→ **Material for the task**
=-=-=

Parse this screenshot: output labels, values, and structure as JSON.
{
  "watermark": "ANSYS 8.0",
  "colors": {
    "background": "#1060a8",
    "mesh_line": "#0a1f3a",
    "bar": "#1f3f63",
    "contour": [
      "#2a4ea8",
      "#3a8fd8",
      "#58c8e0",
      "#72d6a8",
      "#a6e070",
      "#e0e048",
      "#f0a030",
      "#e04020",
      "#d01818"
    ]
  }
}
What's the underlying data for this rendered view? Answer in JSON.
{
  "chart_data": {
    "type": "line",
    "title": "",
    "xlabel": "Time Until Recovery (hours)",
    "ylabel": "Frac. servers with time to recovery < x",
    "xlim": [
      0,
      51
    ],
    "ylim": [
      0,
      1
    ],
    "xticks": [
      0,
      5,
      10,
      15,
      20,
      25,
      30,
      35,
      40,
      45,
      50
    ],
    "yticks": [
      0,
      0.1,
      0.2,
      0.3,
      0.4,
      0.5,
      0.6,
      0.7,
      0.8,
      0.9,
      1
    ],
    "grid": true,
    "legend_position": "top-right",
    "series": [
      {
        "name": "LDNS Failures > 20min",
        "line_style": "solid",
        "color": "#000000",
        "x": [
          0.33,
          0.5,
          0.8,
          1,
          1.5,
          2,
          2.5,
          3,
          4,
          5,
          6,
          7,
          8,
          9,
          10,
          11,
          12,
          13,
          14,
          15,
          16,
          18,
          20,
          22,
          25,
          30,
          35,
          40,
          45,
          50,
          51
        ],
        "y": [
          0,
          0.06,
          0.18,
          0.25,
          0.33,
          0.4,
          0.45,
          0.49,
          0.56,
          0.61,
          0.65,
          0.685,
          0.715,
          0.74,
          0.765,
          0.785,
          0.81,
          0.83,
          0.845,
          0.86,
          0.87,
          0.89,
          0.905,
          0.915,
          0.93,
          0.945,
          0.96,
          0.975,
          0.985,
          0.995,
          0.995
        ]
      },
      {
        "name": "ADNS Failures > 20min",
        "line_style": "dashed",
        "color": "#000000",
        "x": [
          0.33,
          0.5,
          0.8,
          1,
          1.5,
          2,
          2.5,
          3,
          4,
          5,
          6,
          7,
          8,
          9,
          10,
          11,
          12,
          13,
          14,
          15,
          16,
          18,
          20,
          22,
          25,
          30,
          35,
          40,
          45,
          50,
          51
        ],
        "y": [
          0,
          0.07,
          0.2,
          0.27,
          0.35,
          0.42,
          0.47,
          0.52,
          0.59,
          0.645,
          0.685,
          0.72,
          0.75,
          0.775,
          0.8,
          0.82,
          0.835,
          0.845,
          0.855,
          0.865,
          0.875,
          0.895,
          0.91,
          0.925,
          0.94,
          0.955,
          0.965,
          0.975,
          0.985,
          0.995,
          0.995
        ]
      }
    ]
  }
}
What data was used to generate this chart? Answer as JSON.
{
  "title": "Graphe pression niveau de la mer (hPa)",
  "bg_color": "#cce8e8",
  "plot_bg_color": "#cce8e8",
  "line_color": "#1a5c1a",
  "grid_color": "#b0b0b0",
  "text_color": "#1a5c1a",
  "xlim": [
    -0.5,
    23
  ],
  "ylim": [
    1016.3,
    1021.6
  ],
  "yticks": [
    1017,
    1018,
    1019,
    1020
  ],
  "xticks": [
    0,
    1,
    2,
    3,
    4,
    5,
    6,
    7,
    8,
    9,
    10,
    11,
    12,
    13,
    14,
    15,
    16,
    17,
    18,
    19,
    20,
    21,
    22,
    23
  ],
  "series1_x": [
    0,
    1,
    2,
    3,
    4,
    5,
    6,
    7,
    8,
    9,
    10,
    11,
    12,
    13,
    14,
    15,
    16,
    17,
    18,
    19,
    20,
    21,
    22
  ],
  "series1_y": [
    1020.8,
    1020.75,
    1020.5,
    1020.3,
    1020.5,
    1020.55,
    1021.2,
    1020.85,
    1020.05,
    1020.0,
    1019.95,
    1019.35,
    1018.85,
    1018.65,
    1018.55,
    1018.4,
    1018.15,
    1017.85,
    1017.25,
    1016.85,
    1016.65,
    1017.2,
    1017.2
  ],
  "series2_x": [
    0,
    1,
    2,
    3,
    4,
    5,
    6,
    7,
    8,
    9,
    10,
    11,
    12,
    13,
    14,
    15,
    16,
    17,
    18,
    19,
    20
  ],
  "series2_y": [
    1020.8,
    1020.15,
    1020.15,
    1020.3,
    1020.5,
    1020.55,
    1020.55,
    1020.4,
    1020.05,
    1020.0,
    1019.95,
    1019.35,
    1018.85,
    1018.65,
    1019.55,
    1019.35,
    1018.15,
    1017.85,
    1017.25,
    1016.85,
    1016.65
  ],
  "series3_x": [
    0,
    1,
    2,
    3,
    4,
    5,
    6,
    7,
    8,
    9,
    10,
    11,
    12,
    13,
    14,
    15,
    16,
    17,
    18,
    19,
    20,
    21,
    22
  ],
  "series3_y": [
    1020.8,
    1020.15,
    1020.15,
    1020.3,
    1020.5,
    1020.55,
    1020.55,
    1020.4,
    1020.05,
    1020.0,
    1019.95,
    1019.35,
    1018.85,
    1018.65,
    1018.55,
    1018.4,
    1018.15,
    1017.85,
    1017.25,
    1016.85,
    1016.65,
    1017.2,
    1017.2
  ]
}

=-=-=

→ **What needs to be done**
Pick out, from the lines above, every one that contains the string "JSON".

→ **Full response**
Parse this screenshot: output labels, values, and structure as JSON.
What's the underlying data for this rendered view? Answer in JSON.
What data was used to generate this chart? Answer as JSON.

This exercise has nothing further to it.